# The task
Each record below should be output verbatim, without pictures.

# Given records
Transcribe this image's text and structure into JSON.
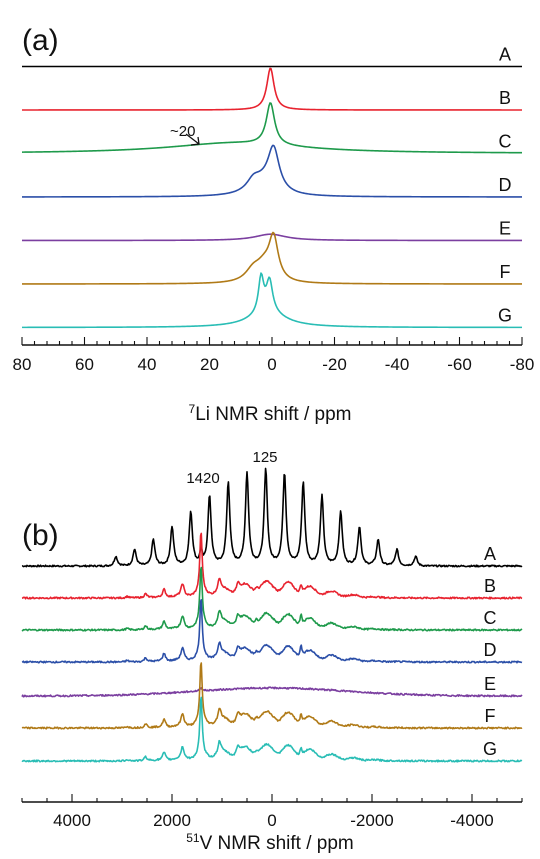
{
  "chart_data": [
    {
      "type": "line",
      "panel_label": "(a)",
      "x_axis": {
        "nucleus_sup": "7",
        "label": "Li NMR shift / ppm",
        "range": [
          80,
          -80
        ],
        "reversed": true,
        "ticks": [
          80,
          60,
          40,
          20,
          0,
          -20,
          -40,
          -60,
          -80
        ],
        "tick_labels": [
          "80",
          "60",
          "40",
          "20",
          "0",
          "-20",
          "-40",
          "-60",
          "-80"
        ]
      },
      "annotations": [
        {
          "text": "~20",
          "x": 20
        }
      ],
      "series": [
        {
          "name": "A",
          "color": "#000000",
          "peaks": []
        },
        {
          "name": "B",
          "color": "#e8232f",
          "peaks": [
            {
              "center": 0.5,
              "height": 1.0,
              "width": 1.4
            }
          ]
        },
        {
          "name": "C",
          "color": "#1e9a4b",
          "peaks": [
            {
              "center": 0.5,
              "height": 1.0,
              "width": 1.6
            },
            {
              "center": 12,
              "height": 0.25,
              "width": 26
            }
          ]
        },
        {
          "name": "D",
          "color": "#2b4fa8",
          "peaks": [
            {
              "center": -0.5,
              "height": 1.0,
              "width": 2.2
            },
            {
              "center": 6,
              "height": 0.22,
              "width": 2.5
            },
            {
              "center": 3,
              "height": 0.3,
              "width": 5
            }
          ]
        },
        {
          "name": "E",
          "color": "#7b3fa0",
          "peaks": [
            {
              "center": 0.5,
              "height": 0.15,
              "width": 6
            }
          ]
        },
        {
          "name": "F",
          "color": "#b07a17",
          "peaks": [
            {
              "center": -0.5,
              "height": 1.0,
              "width": 1.8
            },
            {
              "center": 6,
              "height": 0.28,
              "width": 3
            },
            {
              "center": 2.5,
              "height": 0.35,
              "width": 3
            }
          ]
        },
        {
          "name": "G",
          "color": "#29bdb5",
          "peaks": [
            {
              "center": 3.5,
              "height": 0.85,
              "width": 1.0
            },
            {
              "center": 0.8,
              "height": 0.75,
              "width": 1.2
            },
            {
              "center": 1.5,
              "height": 0.35,
              "width": 7
            }
          ]
        }
      ]
    },
    {
      "type": "line",
      "panel_label": "(b)",
      "x_axis": {
        "nucleus_sup": "51",
        "label": "V NMR shift / ppm",
        "range": [
          5000,
          -5000
        ],
        "reversed": true,
        "ticks": [
          4000,
          2000,
          0,
          -2000,
          -4000
        ],
        "tick_labels": [
          "4000",
          "2000",
          "0",
          "-2000",
          "-4000"
        ]
      },
      "annotations": [
        {
          "text": "1420",
          "x": 1420
        },
        {
          "text": "125",
          "x": 125
        }
      ],
      "series": [
        {
          "name": "A",
          "color": "#000000"
        },
        {
          "name": "B",
          "color": "#e8232f"
        },
        {
          "name": "C",
          "color": "#1e9a4b"
        },
        {
          "name": "D",
          "color": "#2b4fa8"
        },
        {
          "name": "E",
          "color": "#7b3fa0"
        },
        {
          "name": "F",
          "color": "#b07a17"
        },
        {
          "name": "G",
          "color": "#29bdb5"
        }
      ]
    }
  ]
}
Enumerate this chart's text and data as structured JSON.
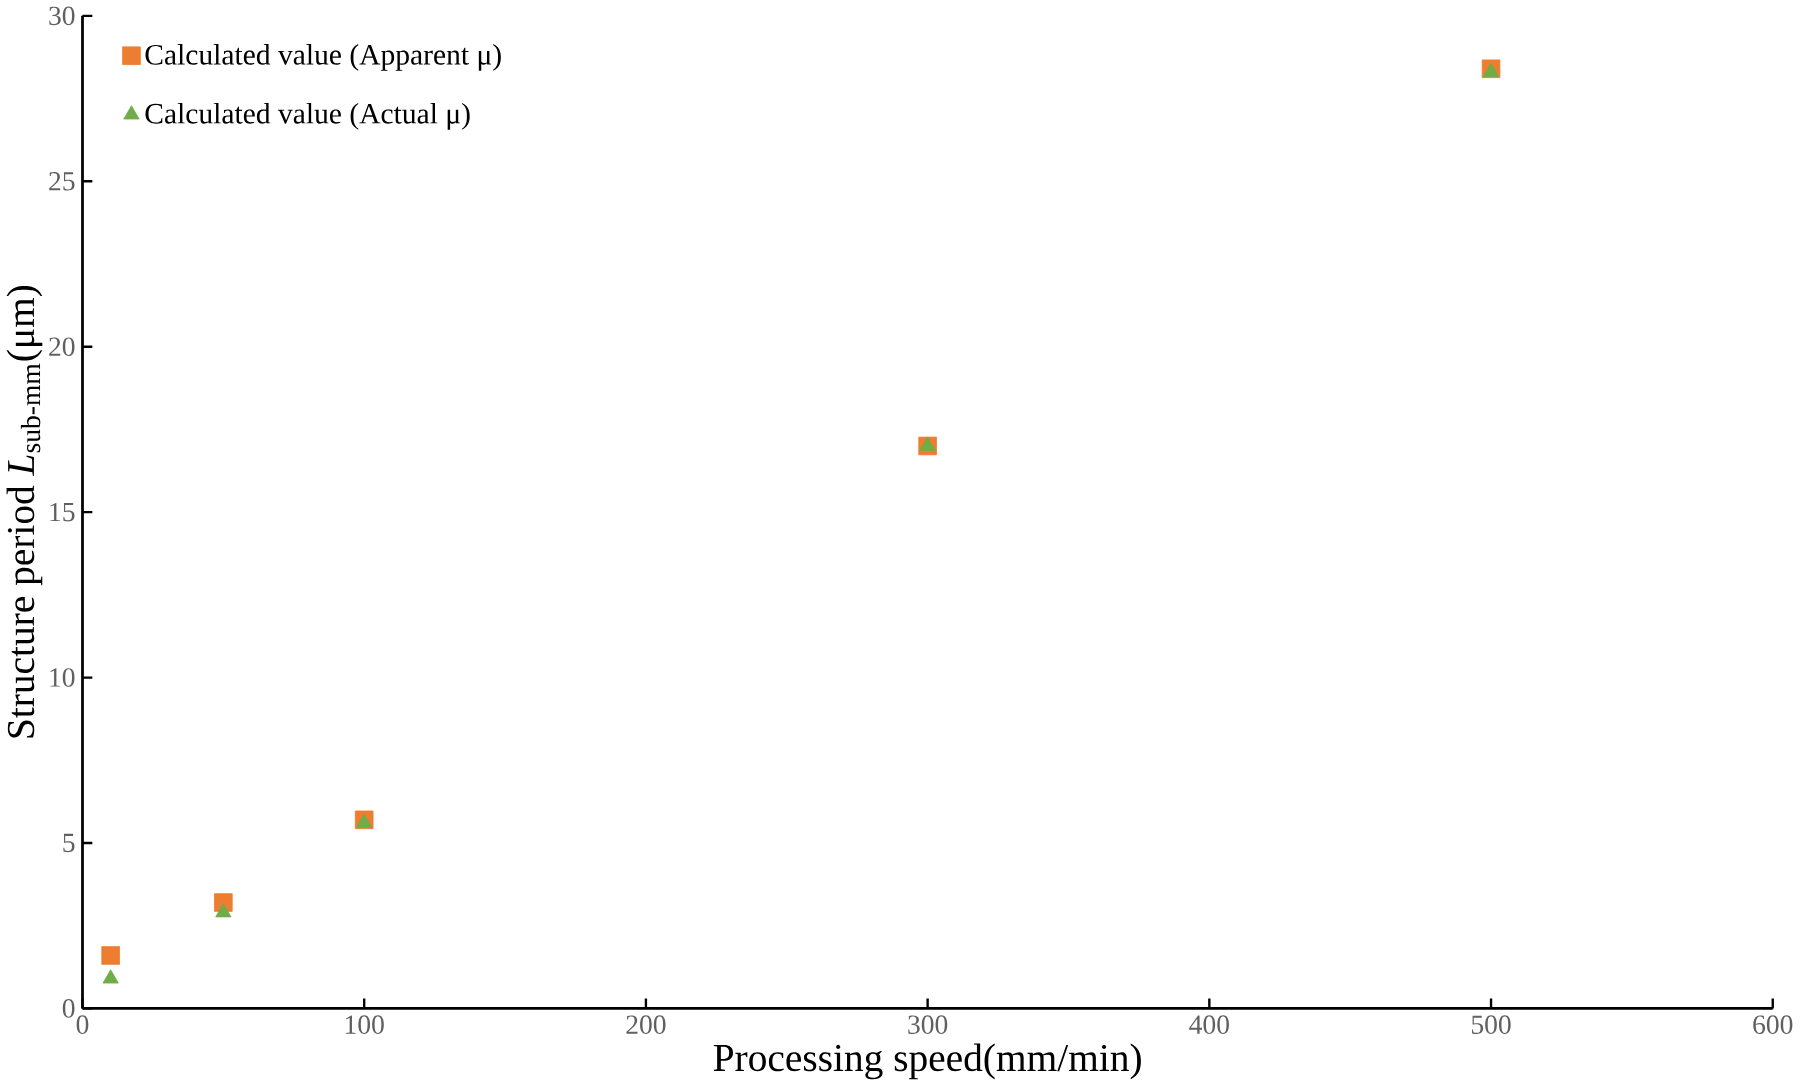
{
  "chart_data": {
    "type": "scatter",
    "xlabel": "Processing speed(mm/min)",
    "ylabel": "Structure period *L*$_{sub-mm}$(μm)",
    "xlim": [
      0,
      600
    ],
    "xticks": [
      0,
      100,
      200,
      300,
      400,
      500,
      600
    ],
    "ylim": [
      0,
      30
    ],
    "yticks": [
      0,
      5,
      10,
      15,
      20,
      25,
      30
    ],
    "grid": false,
    "legend": "top left",
    "series": [
      {
        "name": "Calculated value (Apparent μ)",
        "color": "#ed7d31",
        "marker": "square",
        "x": [
          10,
          50,
          100,
          300,
          500
        ],
        "values": [
          1.6,
          3.2,
          5.7,
          17.0,
          28.4
        ]
      },
      {
        "name": "Calculated value (Actual μ)",
        "color": "#70ad47",
        "marker": "triangle",
        "x": [
          10,
          50,
          100,
          300,
          500
        ],
        "values": [
          0.9,
          2.9,
          5.6,
          17.0,
          28.3
        ]
      }
    ]
  }
}
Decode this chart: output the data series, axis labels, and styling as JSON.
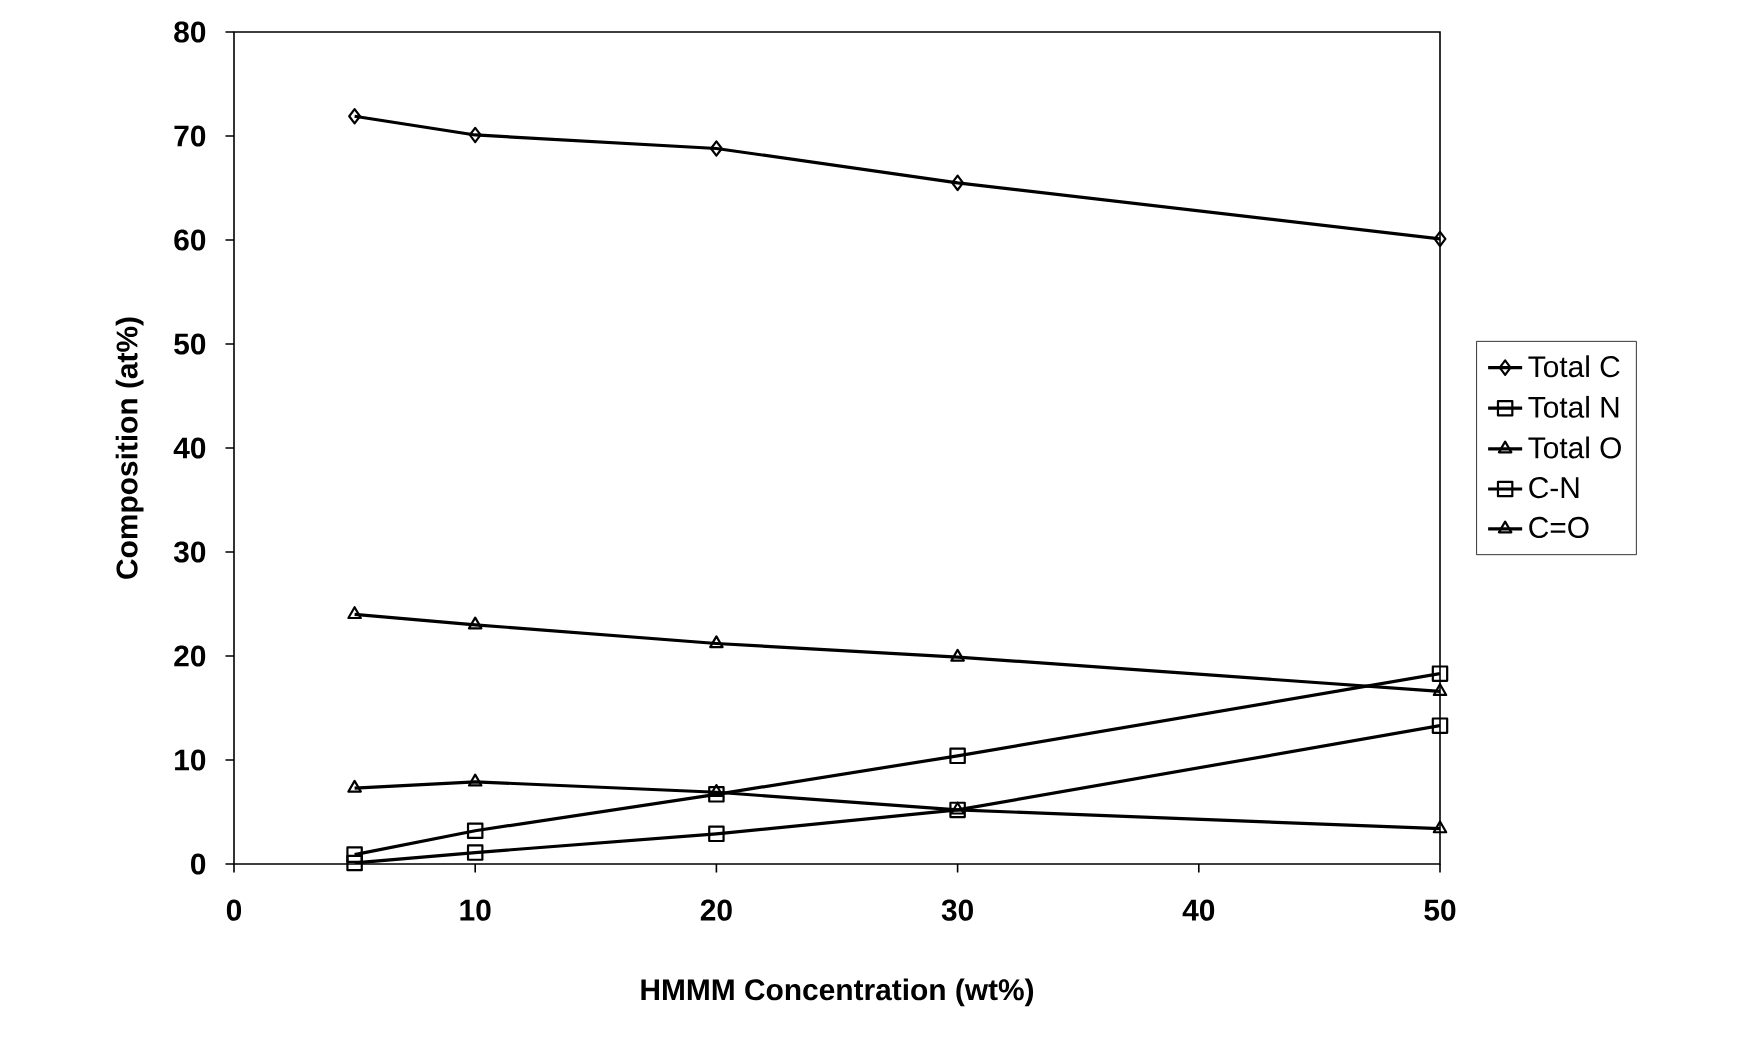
{
  "chart_data": {
    "type": "line",
    "xlabel": "HMMM Concentration (wt%)",
    "ylabel": "Composition (at%)",
    "x": [
      5,
      10,
      20,
      30,
      50
    ],
    "xlim": [
      0,
      50
    ],
    "xticks": [
      0,
      10,
      20,
      30,
      40,
      50
    ],
    "ylim": [
      0,
      80
    ],
    "yticks": [
      0,
      10,
      20,
      30,
      40,
      50,
      60,
      70,
      80
    ],
    "grid": false,
    "legend": "right",
    "line_style": "solid",
    "series": [
      {
        "name": "Total C",
        "color": "#000000",
        "marker": "diamond",
        "values": [
          71.9,
          70.1,
          68.8,
          65.5,
          60.1
        ]
      },
      {
        "name": "Total N",
        "color": "#000000",
        "marker": "square",
        "values": [
          0.9,
          3.2,
          6.7,
          10.4,
          18.3
        ]
      },
      {
        "name": "Total O",
        "color": "#000000",
        "marker": "triangle",
        "values": [
          24.0,
          23.0,
          21.2,
          19.9,
          16.6
        ]
      },
      {
        "name": "C-N",
        "color": "#000000",
        "marker": "square",
        "values": [
          0.1,
          1.1,
          2.9,
          5.2,
          13.3
        ]
      },
      {
        "name": "C=O",
        "color": "#000000",
        "marker": "triangle",
        "values": [
          7.3,
          7.9,
          6.9,
          5.2,
          3.4
        ]
      }
    ]
  }
}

# Response to this task
Transcribe this image's text and structure into JSON.
{
  "chart_data": [
    {
      "type": "line",
      "panel_label": "(a)",
      "x_axis": {
        "nucleus_sup": "7",
        "label": "Li NMR shift / ppm",
        "range": [
          80,
          -80
        ],
        "reversed": true,
        "ticks": [
          80,
          60,
          40,
          20,
          0,
          -20,
          -40,
          -60,
          -80
        ],
        "tick_labels": [
          "80",
          "60",
          "40",
          "20",
          "0",
          "-20",
          "-40",
          "-60",
          "-80"
        ]
      },
      "annotations": [
        {
          "text": "~20",
          "x": 20
        }
      ],
      "series": [
        {
          "name": "A",
          "color": "#000000",
          "peaks": []
        },
        {
          "name": "B",
          "color": "#e8232f",
          "peaks": [
            {
              "center": 0.5,
              "height": 1.0,
              "width": 1.4
            }
          ]
        },
        {
          "name": "C",
          "color": "#1e9a4b",
          "peaks": [
            {
              "center": 0.5,
              "height": 1.0,
              "width": 1.6
            },
            {
              "center": 12,
              "height": 0.25,
              "width": 26
            }
          ]
        },
        {
          "name": "D",
          "color": "#2b4fa8",
          "peaks": [
            {
              "center": -0.5,
              "height": 1.0,
              "width": 2.2
            },
            {
              "center": 6,
              "height": 0.22,
              "width": 2.5
            },
            {
              "center": 3,
              "height": 0.3,
              "width": 5
            }
          ]
        },
        {
          "name": "E",
          "color": "#7b3fa0",
          "peaks": [
            {
              "center": 0.5,
              "height": 0.15,
              "width": 6
            }
          ]
        },
        {
          "name": "F",
          "color": "#b07a17",
          "peaks": [
            {
              "center": -0.5,
              "height": 1.0,
              "width": 1.8
            },
            {
              "center": 6,
              "height": 0.28,
              "width": 3
            },
            {
              "center": 2.5,
              "height": 0.35,
              "width": 3
            }
          ]
        },
        {
          "name": "G",
          "color": "#29bdb5",
          "peaks": [
            {
              "center": 3.5,
              "height": 0.85,
              "width": 1.0
            },
            {
              "center": 0.8,
              "height": 0.75,
              "width": 1.2
            },
            {
              "center": 1.5,
              "height": 0.35,
              "width": 7
            }
          ]
        }
      ]
    },
    {
      "type": "line",
      "panel_label": "(b)",
      "x_axis": {
        "nucleus_sup": "51",
        "label": "V NMR shift / ppm",
        "range": [
          5000,
          -5000
        ],
        "reversed": true,
        "ticks": [
          4000,
          2000,
          0,
          -2000,
          -4000
        ],
        "tick_labels": [
          "4000",
          "2000",
          "0",
          "-2000",
          "-4000"
        ]
      },
      "annotations": [
        {
          "text": "1420",
          "x": 1420
        },
        {
          "text": "125",
          "x": 125
        }
      ],
      "series": [
        {
          "name": "A",
          "color": "#000000"
        },
        {
          "name": "B",
          "color": "#e8232f"
        },
        {
          "name": "C",
          "color": "#1e9a4b"
        },
        {
          "name": "D",
          "color": "#2b4fa8"
        },
        {
          "name": "E",
          "color": "#7b3fa0"
        },
        {
          "name": "F",
          "color": "#b07a17"
        },
        {
          "name": "G",
          "color": "#29bdb5"
        }
      ]
    }
  ]
}
Enumerate this chart's text and data as structured JSON.
{
  "chart_data": {
    "type": "scatter",
    "xlabel": "Processing speed(mm/min)",
    "ylabel": "Structure period *L*$_{sub-mm}$(μm)",
    "xlim": [
      0,
      600
    ],
    "xticks": [
      0,
      100,
      200,
      300,
      400,
      500,
      600
    ],
    "ylim": [
      0,
      30
    ],
    "yticks": [
      0,
      5,
      10,
      15,
      20,
      25,
      30
    ],
    "grid": false,
    "legend": "top left",
    "series": [
      {
        "name": "Calculated value (Apparent μ)",
        "color": "#ed7d31",
        "marker": "square",
        "x": [
          10,
          50,
          100,
          300,
          500
        ],
        "values": [
          1.6,
          3.2,
          5.7,
          17.0,
          28.4
        ]
      },
      {
        "name": "Calculated value (Actual μ)",
        "color": "#70ad47",
        "marker": "triangle",
        "x": [
          10,
          50,
          100,
          300,
          500
        ],
        "values": [
          0.9,
          2.9,
          5.6,
          17.0,
          28.3
        ]
      }
    ]
  }
}
Decode this chart: output the data series, axis labels, and styling as JSON.
{
  "chart_data": {
    "type": "line",
    "xlabel": "HMMM Concentration (wt%)",
    "ylabel": "Composition (at%)",
    "x": [
      5,
      10,
      20,
      30,
      50
    ],
    "xlim": [
      0,
      50
    ],
    "xticks": [
      0,
      10,
      20,
      30,
      40,
      50
    ],
    "ylim": [
      0,
      80
    ],
    "yticks": [
      0,
      10,
      20,
      30,
      40,
      50,
      60,
      70,
      80
    ],
    "grid": false,
    "legend": "right",
    "line_style": "solid",
    "series": [
      {
        "name": "Total C",
        "color": "#000000",
        "marker": "diamond",
        "values": [
          71.9,
          70.1,
          68.8,
          65.5,
          60.1
        ]
      },
      {
        "name": "Total N",
        "color": "#000000",
        "marker": "square",
        "values": [
          0.9,
          3.2,
          6.7,
          10.4,
          18.3
        ]
      },
      {
        "name": "Total O",
        "color": "#000000",
        "marker": "triangle",
        "values": [
          24.0,
          23.0,
          21.2,
          19.9,
          16.6
        ]
      },
      {
        "name": "C-N",
        "color": "#000000",
        "marker": "square",
        "values": [
          0.1,
          1.1,
          2.9,
          5.2,
          13.3
        ]
      },
      {
        "name": "C=O",
        "color": "#000000",
        "marker": "triangle",
        "values": [
          7.3,
          7.9,
          6.9,
          5.2,
          3.4
        ]
      }
    ]
  }
}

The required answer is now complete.